#### [WHAT YOU NEED TO DO]
Reproduce every line of the material below, but drop the pictures.

__________________________________________________

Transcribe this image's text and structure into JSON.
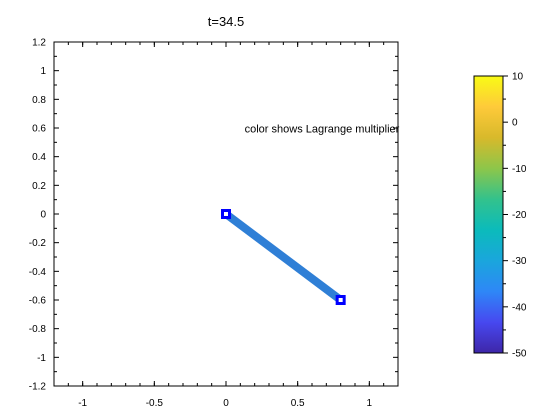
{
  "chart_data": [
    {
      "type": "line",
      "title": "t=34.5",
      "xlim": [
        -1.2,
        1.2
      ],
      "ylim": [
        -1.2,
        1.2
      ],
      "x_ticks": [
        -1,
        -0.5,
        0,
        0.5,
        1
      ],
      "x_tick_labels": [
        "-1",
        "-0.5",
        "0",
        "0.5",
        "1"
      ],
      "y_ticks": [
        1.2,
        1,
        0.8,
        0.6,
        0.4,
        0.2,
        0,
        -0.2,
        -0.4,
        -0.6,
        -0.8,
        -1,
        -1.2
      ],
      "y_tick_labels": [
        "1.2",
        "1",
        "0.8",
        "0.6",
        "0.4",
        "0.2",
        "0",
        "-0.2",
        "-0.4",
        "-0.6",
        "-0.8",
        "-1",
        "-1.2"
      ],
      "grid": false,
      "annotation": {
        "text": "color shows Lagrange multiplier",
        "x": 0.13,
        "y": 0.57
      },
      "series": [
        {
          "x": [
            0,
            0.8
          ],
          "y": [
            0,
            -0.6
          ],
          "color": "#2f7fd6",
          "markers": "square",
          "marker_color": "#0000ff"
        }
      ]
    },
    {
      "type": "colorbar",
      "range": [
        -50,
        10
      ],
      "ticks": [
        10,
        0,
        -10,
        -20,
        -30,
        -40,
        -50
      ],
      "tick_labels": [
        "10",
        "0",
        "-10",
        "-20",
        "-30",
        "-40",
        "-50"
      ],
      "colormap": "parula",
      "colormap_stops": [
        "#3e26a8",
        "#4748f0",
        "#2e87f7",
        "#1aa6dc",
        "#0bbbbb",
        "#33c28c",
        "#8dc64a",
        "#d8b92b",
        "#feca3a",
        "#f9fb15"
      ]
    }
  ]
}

__________________________________________________

#### [SOLUTION TO THIS PROBLEM]
Transcribe this image's text and structure into JSON.
{
  "chart_data": [
    {
      "type": "line",
      "title": "t=34.5",
      "xlim": [
        -1.2,
        1.2
      ],
      "ylim": [
        -1.2,
        1.2
      ],
      "x_ticks": [
        -1,
        -0.5,
        0,
        0.5,
        1
      ],
      "x_tick_labels": [
        "-1",
        "-0.5",
        "0",
        "0.5",
        "1"
      ],
      "y_ticks": [
        1.2,
        1,
        0.8,
        0.6,
        0.4,
        0.2,
        0,
        -0.2,
        -0.4,
        -0.6,
        -0.8,
        -1,
        -1.2
      ],
      "y_tick_labels": [
        "1.2",
        "1",
        "0.8",
        "0.6",
        "0.4",
        "0.2",
        "0",
        "-0.2",
        "-0.4",
        "-0.6",
        "-0.8",
        "-1",
        "-1.2"
      ],
      "grid": false,
      "annotation": {
        "text": "color shows Lagrange multiplier",
        "x": 0.13,
        "y": 0.57
      },
      "series": [
        {
          "x": [
            0,
            0.8
          ],
          "y": [
            0,
            -0.6
          ],
          "color": "#2f7fd6",
          "markers": "square",
          "marker_color": "#0000ff"
        }
      ]
    },
    {
      "type": "colorbar",
      "range": [
        -50,
        10
      ],
      "ticks": [
        10,
        0,
        -10,
        -20,
        -30,
        -40,
        -50
      ],
      "tick_labels": [
        "10",
        "0",
        "-10",
        "-20",
        "-30",
        "-40",
        "-50"
      ],
      "colormap": "parula",
      "colormap_stops": [
        "#3e26a8",
        "#4748f0",
        "#2e87f7",
        "#1aa6dc",
        "#0bbbbb",
        "#33c28c",
        "#8dc64a",
        "#d8b92b",
        "#feca3a",
        "#f9fb15"
      ]
    }
  ]
}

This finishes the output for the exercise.